§ Records that describe figures:
# # # #

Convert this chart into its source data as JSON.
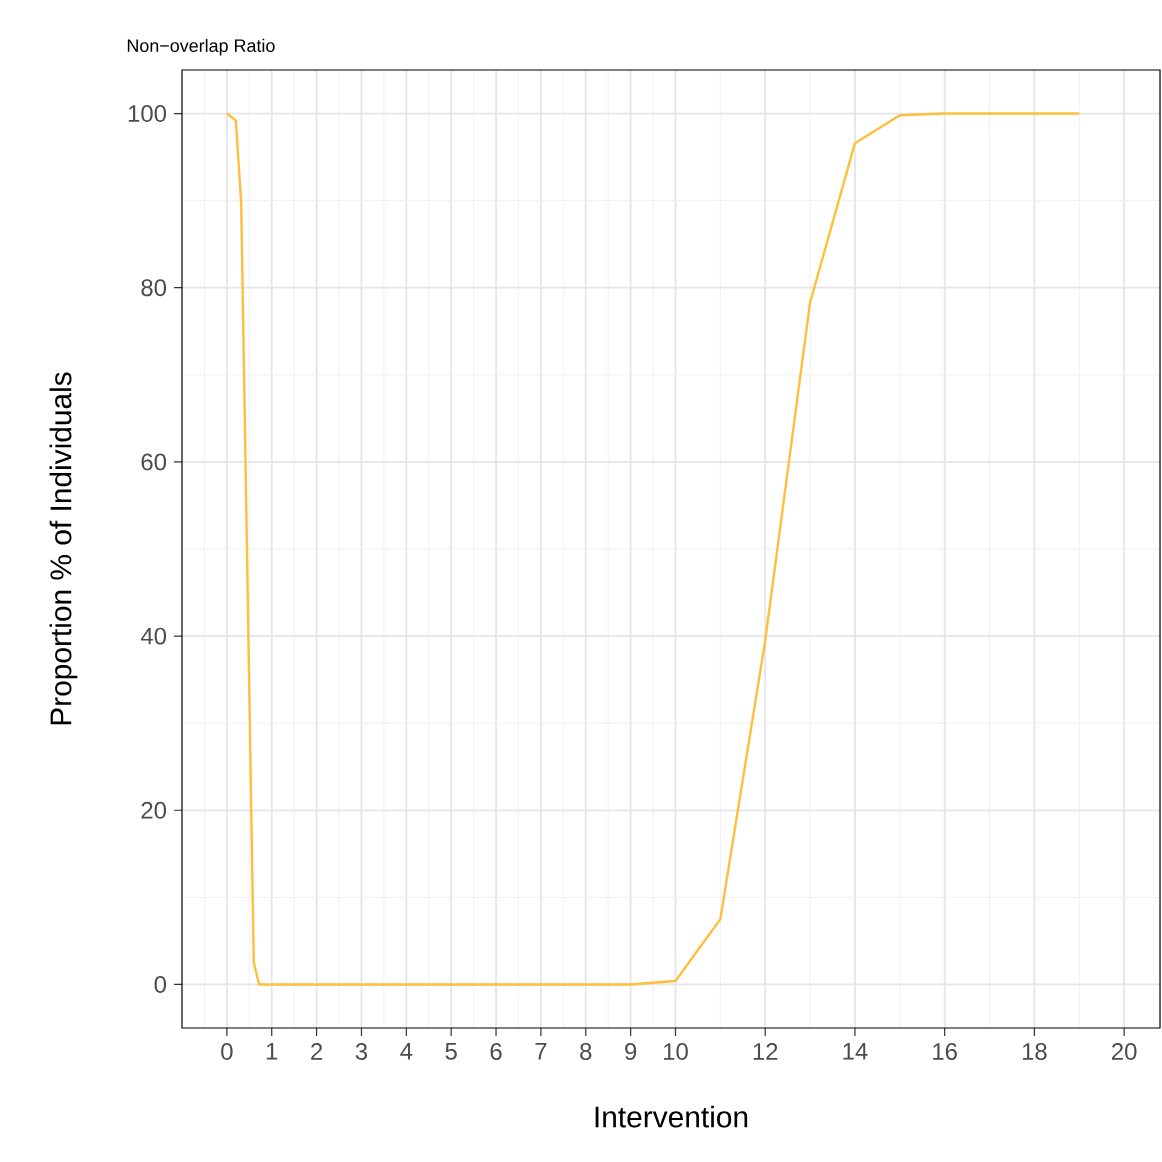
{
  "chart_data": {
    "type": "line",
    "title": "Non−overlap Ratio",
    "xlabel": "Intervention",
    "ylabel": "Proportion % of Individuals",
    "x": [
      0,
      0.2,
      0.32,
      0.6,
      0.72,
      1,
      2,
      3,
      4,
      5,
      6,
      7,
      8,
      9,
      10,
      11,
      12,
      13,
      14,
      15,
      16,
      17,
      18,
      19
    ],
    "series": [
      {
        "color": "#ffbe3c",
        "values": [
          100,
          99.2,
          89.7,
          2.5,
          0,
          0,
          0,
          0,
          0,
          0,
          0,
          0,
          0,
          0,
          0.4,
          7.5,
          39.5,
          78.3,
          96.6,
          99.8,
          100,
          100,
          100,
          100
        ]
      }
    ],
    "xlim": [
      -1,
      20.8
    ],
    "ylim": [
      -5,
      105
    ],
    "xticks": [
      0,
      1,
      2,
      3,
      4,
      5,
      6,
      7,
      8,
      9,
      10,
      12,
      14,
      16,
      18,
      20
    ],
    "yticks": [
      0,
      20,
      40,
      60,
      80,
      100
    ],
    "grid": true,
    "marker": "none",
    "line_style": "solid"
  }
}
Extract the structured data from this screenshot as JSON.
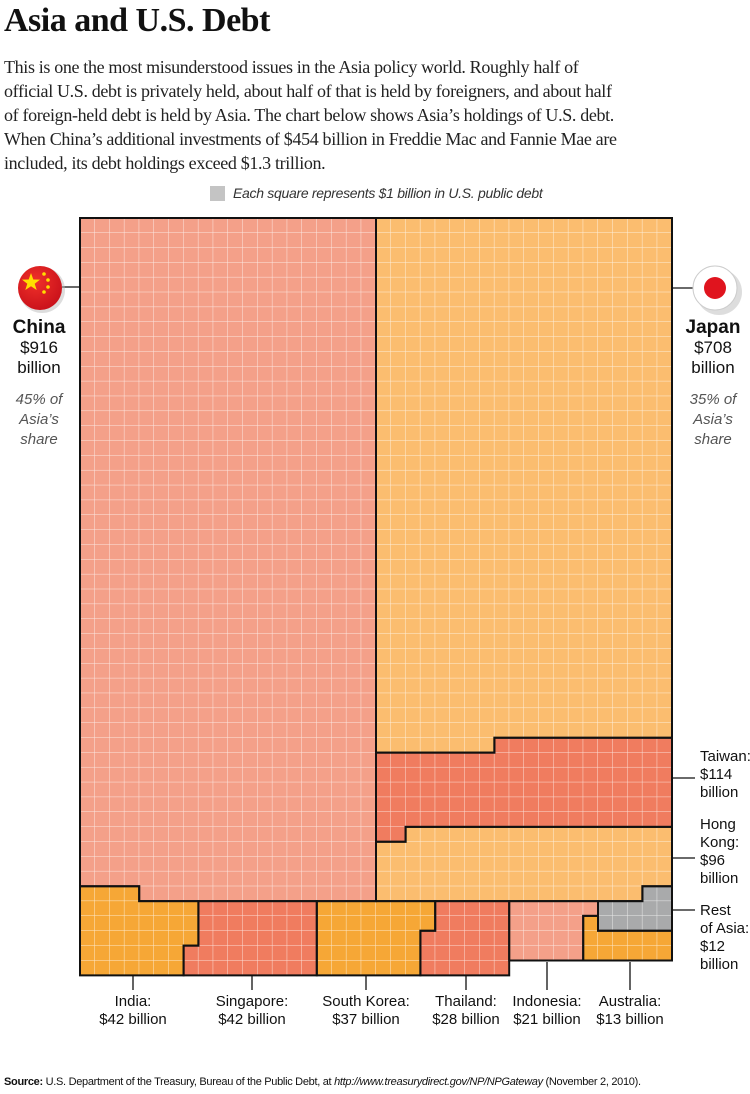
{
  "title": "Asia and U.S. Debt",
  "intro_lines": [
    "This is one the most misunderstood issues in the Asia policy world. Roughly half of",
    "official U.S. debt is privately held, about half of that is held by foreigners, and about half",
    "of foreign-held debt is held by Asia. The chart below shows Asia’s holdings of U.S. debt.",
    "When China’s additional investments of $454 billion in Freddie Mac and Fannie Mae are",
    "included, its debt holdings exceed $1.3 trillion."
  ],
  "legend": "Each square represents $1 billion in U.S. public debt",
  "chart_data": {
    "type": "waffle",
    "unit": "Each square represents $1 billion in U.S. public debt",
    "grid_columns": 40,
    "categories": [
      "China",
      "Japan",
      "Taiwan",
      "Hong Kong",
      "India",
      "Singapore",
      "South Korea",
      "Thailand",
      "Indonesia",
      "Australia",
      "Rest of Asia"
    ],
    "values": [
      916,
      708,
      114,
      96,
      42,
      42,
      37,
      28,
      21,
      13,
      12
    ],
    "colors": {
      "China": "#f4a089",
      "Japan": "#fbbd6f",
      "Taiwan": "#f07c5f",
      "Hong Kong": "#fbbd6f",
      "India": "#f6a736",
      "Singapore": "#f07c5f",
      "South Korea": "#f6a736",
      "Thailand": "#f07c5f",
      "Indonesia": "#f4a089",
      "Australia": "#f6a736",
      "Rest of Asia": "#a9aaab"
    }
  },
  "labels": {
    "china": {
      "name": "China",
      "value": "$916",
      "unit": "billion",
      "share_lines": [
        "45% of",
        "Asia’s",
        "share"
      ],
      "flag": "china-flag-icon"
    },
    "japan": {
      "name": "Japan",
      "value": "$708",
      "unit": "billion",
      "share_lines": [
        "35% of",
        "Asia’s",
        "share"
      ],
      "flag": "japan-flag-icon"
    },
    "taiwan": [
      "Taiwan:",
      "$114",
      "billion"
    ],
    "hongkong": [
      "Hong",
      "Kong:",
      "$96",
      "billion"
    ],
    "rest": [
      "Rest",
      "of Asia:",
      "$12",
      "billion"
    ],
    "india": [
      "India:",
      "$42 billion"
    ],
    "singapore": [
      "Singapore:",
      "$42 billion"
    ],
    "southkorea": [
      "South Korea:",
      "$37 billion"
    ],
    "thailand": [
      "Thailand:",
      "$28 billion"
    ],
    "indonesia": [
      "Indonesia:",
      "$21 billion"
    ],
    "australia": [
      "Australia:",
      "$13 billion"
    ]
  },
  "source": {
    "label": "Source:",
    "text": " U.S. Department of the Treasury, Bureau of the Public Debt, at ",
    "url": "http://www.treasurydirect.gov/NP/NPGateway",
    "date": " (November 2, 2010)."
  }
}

# # # #

§ Problem statement:
Omit all pictures while transcribing the entries verbatim.

§ Response below:
Convert this chart into its source data as JSON.
{
  "chart_data": {
    "type": "line",
    "title": "Non−overlap Ratio",
    "xlabel": "Intervention",
    "ylabel": "Proportion % of Individuals",
    "x": [
      0,
      0.2,
      0.32,
      0.6,
      0.72,
      1,
      2,
      3,
      4,
      5,
      6,
      7,
      8,
      9,
      10,
      11,
      12,
      13,
      14,
      15,
      16,
      17,
      18,
      19
    ],
    "series": [
      {
        "color": "#ffbe3c",
        "values": [
          100,
          99.2,
          89.7,
          2.5,
          0,
          0,
          0,
          0,
          0,
          0,
          0,
          0,
          0,
          0,
          0.4,
          7.5,
          39.5,
          78.3,
          96.6,
          99.8,
          100,
          100,
          100,
          100
        ]
      }
    ],
    "xlim": [
      -1,
      20.8
    ],
    "ylim": [
      -5,
      105
    ],
    "xticks": [
      0,
      1,
      2,
      3,
      4,
      5,
      6,
      7,
      8,
      9,
      10,
      12,
      14,
      16,
      18,
      20
    ],
    "yticks": [
      0,
      20,
      40,
      60,
      80,
      100
    ],
    "grid": true,
    "marker": "none",
    "line_style": "solid"
  }
}
Extract the structured data from this screenshot as JSON.
{
  "title": "Asia and U.S. Debt",
  "intro_lines": [
    "This is one the most misunderstood issues in the Asia policy world. Roughly half of",
    "official U.S. debt is privately held, about half of that is held by foreigners, and about half",
    "of foreign-held debt is held by Asia. The chart below shows Asia’s holdings of U.S. debt.",
    "When China’s additional investments of $454 billion in Freddie Mac and Fannie Mae are",
    "included, its debt holdings exceed $1.3 trillion."
  ],
  "legend": "Each square represents $1 billion in U.S. public debt",
  "chart_data": {
    "type": "waffle",
    "unit": "Each square represents $1 billion in U.S. public debt",
    "grid_columns": 40,
    "categories": [
      "China",
      "Japan",
      "Taiwan",
      "Hong Kong",
      "India",
      "Singapore",
      "South Korea",
      "Thailand",
      "Indonesia",
      "Australia",
      "Rest of Asia"
    ],
    "values": [
      916,
      708,
      114,
      96,
      42,
      42,
      37,
      28,
      21,
      13,
      12
    ],
    "colors": {
      "China": "#f4a089",
      "Japan": "#fbbd6f",
      "Taiwan": "#f07c5f",
      "Hong Kong": "#fbbd6f",
      "India": "#f6a736",
      "Singapore": "#f07c5f",
      "South Korea": "#f6a736",
      "Thailand": "#f07c5f",
      "Indonesia": "#f4a089",
      "Australia": "#f6a736",
      "Rest of Asia": "#a9aaab"
    }
  },
  "labels": {
    "china": {
      "name": "China",
      "value": "$916",
      "unit": "billion",
      "share_lines": [
        "45% of",
        "Asia’s",
        "share"
      ],
      "flag": "china-flag-icon"
    },
    "japan": {
      "name": "Japan",
      "value": "$708",
      "unit": "billion",
      "share_lines": [
        "35% of",
        "Asia’s",
        "share"
      ],
      "flag": "japan-flag-icon"
    },
    "taiwan": [
      "Taiwan:",
      "$114",
      "billion"
    ],
    "hongkong": [
      "Hong",
      "Kong:",
      "$96",
      "billion"
    ],
    "rest": [
      "Rest",
      "of Asia:",
      "$12",
      "billion"
    ],
    "india": [
      "India:",
      "$42 billion"
    ],
    "singapore": [
      "Singapore:",
      "$42 billion"
    ],
    "southkorea": [
      "South Korea:",
      "$37 billion"
    ],
    "thailand": [
      "Thailand:",
      "$28 billion"
    ],
    "indonesia": [
      "Indonesia:",
      "$21 billion"
    ],
    "australia": [
      "Australia:",
      "$13 billion"
    ]
  },
  "source": {
    "label": "Source:",
    "text": " U.S. Department of the Treasury, Bureau of the Public Debt, at ",
    "url": "http://www.treasurydirect.gov/NP/NPGateway",
    "date": " (November 2, 2010)."
  }
}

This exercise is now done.